PASSAGE SHOWN =>
• • •
The anxiety and worry are associated with three or more of the following six symptoms – restlessness or feeling keyed up or on edge; being easily fatigued; difficulty concentrating or mind going blank; irritability; muscle tension; sleep disturbance.
The worry content cannot be exclusively related to the worry associated with another concurrent axis I disorder, or do to the direct physiological effects of a substance or a general medical condition.
Causes clinically significant distress or impairment in social, occupational, or other important areas of functioning
Describe the psychological and biological causal factors of generalized anxiety disorder
Psychological:
Psychoanalytic viewpoint – results from an unconscious conflicts between ego and ID impulses that is not adequately dealt with because the person’s defence mechanisms have either broken down or have never developed.
Perceptions of uncontrollability and unpredictability – people with GAD may have a history of experiencing many important invents in their lives as unpredictable or uncontrollable and are more likely to have had a history of trauma in childhood.
A sense of mastery the possibility of immunizing against anxiety – a person’s history of control over important aspects of his or her environment is another important experiential variable strongly affecting reactions to anxiety provoking situations.
The central role of worry and it’s positive functions – the worry process is now considered the central feature of GAD. Several of the benefits that people with GAD most commonly think derive from worrying are superstitious avoidance of catastrophe, avoidance of deeper emotional topics, and coping and preparation. Because worry suppresses physiological responding, it also insulates the person from fully experiencing or processing the topics that she or he is worrying about, and it is known that such full processing is necessary if extinction of that anxiety is to occur.
The negative consequences of worry – where he is not an enjoyable activity and can lead to a greater sense of danger and anxiety and lower positive mood. People tend to have more negative intrusive thoughts. Attempts to control thoughts and where he may paradoxically lead to increased experience of intrusive thoughts and enhanced perception of being unable to control them.
Cognitive biases for threatening information – people with GAD process threatening information in a biased way, perhaps because they have prominent danger schemas. They preferentially allocate their attention toward threatening cues when both red and non-threat cues are present in the environment.
Biological causal factors:
Genetic factors – there does seem to be a modest heritability, although perhaps smaller than that for most other anxiety disorders except phobias. Estimate that 15 to 20% of the variance is due to genetic factors. At least part of this common genetic predisposition for GED and major depression is best conceptualized as the basic personality trait commonly known as neuroticism.
Neurotransmitter and neurohormonal abnormalities- A functional deficiency in GABA which ordinarily plays an important role in the way our brain inhibits anxiety in stressful situations.
And anxiety-producing hormone called corticotropin releasing hormone or CRH has also been strongly implicated as playing an important role in GAD.
Evaluate the treatments for generalized anxiety disorder
Medications: medications from the benzodiazepine (anxiolytics) category such as Xanax or Klonopin are used and miss used for tension relief, reduction of other somatic symptoms, and relaxation. Their effects on worry and other psychological symptoms are not as great and can create physiological and psychological dependence and withdrawal. Several categories of antidepressant medications are also used and they seem to have a greater effect on the psychological symptoms, however they take several weeks before their effects are realized
Cognitive behavioural treatment – usually involves a combination of behavioural techniques, such as training in applied muscle relaxation, and cognitive restructuring techniques aimed at reducing distorted cognitions and information-processing vices associated with GAD as well as reducing catastrophizing about minor events.
• • •
SET OF TASKS =>
**1)** For each statement below, answer yes or no on whether it agrees with the passage on generalized anxiety disorder, and quote the words of the passage that decide it. (a) The anxiety and worry come with three or more of six listed symptoms. (b) Antidepressant medications take effect right away. (c) Genetic factors are estimated to account for 15 to 20% of the variance.
**2)** Translate this sentence from the passage on generalized anxiety disorder into Spanish: "Their effects on worry and other psychological symptoms are not as great and can create physiological and psychological dependence and withdrawal."

GIVEN DATA =>
• • •
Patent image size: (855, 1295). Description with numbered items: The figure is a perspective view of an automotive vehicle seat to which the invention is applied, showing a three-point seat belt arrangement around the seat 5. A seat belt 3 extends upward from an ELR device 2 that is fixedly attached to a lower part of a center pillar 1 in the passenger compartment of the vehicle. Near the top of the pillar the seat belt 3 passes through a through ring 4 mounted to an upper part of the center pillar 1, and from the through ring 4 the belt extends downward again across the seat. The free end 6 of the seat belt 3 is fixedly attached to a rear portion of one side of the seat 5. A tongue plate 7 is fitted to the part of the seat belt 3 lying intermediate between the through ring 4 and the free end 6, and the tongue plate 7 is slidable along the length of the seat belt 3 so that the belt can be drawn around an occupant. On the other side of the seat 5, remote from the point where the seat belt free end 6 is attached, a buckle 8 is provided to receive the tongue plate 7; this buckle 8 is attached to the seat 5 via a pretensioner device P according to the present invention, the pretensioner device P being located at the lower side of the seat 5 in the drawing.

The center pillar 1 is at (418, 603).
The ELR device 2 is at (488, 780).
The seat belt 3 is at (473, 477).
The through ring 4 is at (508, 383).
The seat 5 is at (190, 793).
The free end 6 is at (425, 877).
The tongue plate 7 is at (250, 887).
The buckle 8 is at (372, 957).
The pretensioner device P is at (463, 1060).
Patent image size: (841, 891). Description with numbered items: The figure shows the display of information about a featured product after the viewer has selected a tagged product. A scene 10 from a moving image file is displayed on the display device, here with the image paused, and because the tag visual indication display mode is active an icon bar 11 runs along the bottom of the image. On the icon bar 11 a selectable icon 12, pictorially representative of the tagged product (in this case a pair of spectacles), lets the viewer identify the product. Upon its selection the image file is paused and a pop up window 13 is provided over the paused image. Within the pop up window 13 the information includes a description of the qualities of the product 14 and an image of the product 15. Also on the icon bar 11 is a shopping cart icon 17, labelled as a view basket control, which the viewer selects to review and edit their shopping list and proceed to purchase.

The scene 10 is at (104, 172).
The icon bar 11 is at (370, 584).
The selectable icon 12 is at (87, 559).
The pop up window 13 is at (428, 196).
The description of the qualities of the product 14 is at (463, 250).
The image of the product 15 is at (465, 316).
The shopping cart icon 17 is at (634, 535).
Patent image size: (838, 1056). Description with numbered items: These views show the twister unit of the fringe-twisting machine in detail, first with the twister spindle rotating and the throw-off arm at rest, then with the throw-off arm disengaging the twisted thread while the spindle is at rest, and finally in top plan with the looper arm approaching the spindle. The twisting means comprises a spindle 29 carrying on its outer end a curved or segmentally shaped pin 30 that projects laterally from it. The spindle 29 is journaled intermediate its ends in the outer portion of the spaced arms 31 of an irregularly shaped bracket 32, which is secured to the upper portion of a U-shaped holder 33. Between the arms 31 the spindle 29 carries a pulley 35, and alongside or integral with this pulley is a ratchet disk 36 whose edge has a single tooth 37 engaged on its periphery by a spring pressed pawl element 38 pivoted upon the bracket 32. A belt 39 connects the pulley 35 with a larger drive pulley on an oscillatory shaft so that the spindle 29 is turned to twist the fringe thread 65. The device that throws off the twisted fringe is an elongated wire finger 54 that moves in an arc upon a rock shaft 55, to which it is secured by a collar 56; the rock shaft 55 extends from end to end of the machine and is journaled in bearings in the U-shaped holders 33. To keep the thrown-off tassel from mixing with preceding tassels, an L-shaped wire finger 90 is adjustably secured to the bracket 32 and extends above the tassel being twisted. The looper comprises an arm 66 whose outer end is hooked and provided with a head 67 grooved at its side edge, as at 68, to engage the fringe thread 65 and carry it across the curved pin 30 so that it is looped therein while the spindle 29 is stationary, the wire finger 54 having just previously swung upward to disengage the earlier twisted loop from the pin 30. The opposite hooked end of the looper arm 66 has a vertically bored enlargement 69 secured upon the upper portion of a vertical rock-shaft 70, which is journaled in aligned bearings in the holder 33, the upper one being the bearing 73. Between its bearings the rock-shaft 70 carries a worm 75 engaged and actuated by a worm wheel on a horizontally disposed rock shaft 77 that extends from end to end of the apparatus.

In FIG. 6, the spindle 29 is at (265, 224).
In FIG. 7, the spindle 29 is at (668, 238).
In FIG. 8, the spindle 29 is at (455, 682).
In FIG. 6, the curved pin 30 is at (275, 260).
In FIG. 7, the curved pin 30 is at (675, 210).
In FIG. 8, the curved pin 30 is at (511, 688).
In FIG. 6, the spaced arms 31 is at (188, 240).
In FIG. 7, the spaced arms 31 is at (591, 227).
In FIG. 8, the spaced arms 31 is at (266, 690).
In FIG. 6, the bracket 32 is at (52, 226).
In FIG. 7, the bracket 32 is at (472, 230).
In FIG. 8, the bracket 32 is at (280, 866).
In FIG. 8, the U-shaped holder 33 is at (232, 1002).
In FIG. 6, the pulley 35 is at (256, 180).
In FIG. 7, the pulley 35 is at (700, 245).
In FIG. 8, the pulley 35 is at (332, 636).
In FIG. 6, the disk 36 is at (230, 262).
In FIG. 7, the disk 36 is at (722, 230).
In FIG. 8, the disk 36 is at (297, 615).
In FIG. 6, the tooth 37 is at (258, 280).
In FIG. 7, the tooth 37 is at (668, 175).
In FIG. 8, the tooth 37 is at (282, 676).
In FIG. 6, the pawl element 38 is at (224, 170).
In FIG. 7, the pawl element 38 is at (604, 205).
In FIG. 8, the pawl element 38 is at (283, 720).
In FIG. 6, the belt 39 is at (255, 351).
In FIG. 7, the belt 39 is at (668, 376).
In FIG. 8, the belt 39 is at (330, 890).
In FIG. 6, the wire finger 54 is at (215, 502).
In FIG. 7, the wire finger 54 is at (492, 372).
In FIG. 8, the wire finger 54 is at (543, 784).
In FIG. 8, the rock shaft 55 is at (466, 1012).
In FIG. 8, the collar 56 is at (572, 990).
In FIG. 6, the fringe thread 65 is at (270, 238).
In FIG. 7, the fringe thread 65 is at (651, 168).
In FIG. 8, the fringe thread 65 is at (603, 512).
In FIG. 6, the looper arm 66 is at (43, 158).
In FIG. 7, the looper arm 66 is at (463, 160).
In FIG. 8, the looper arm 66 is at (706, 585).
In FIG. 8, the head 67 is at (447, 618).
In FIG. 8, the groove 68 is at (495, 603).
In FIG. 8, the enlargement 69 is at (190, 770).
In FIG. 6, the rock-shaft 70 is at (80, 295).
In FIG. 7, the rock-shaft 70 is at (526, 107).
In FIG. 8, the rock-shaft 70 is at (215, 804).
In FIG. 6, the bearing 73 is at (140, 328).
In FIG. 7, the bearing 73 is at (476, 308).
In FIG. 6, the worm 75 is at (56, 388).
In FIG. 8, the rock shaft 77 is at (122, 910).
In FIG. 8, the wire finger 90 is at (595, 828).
• • •
ANSWERS IN ORDER =>
**1)**
(a) Yes: "associated with three or more of the following six symptoms"
(b) No: "they take several weeks before their effects are realized"
(c) Yes: "Estimate that 15 to 20% of the variance is due to genetic factors."

**2)** Sus efectos sobre la preocupación y otros síntomas psicológicos no son tan grandes y pueden crear dependencia y abstinencia fisiológicas y psicológicas.